═══ Input rows ═══

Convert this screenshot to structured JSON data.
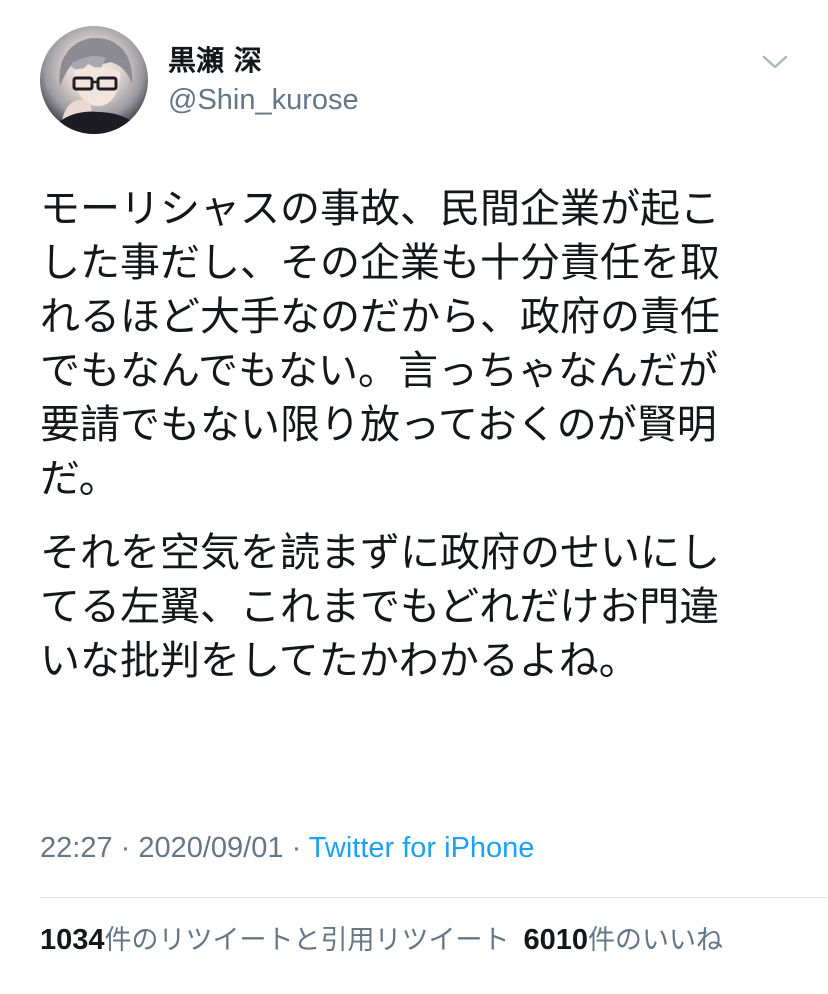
{
  "author": {
    "display_name": "黒瀬 深",
    "handle": "@Shin_kurose",
    "avatar_icon": "avatar-portrait-icon"
  },
  "menu": {
    "caret_icon": "chevron-down-icon"
  },
  "tweet": {
    "paragraphs": [
      {
        "lines": [
          "モーリシャスの事故、民間企業が起こ",
          "した事だし、その企業も十分責任を取",
          "れるほど大手なのだから、政府の責任",
          "でもなんでもない。言っちゃなんだが",
          "要請でもない限り放っておくのが賢明",
          "だ。"
        ]
      },
      {
        "lines": [
          "それを空気を読まずに政府のせいにし",
          "てる左翼、これまでもどれだけお門違",
          "いな批判をしてたかわかるよね。"
        ]
      }
    ]
  },
  "meta": {
    "time": "22:27",
    "separator": " · ",
    "date": "2020/09/01",
    "source": "Twitter for iPhone"
  },
  "stats": {
    "retweets_count": "1034",
    "retweets_label": "件のリツイートと引用リツイート",
    "likes_count": "6010",
    "likes_label": "件のいいね"
  },
  "colors": {
    "text": "#14171a",
    "secondary": "#657786",
    "link": "#1da1f2",
    "divider": "#dfe3e8"
  }
}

═══

Work to do » Look through the data and gather every line with the string "icon" in it.

Solution for this exercise »
    "avatar_icon": "avatar-portrait-icon"
    "caret_icon": "chevron-down-icon"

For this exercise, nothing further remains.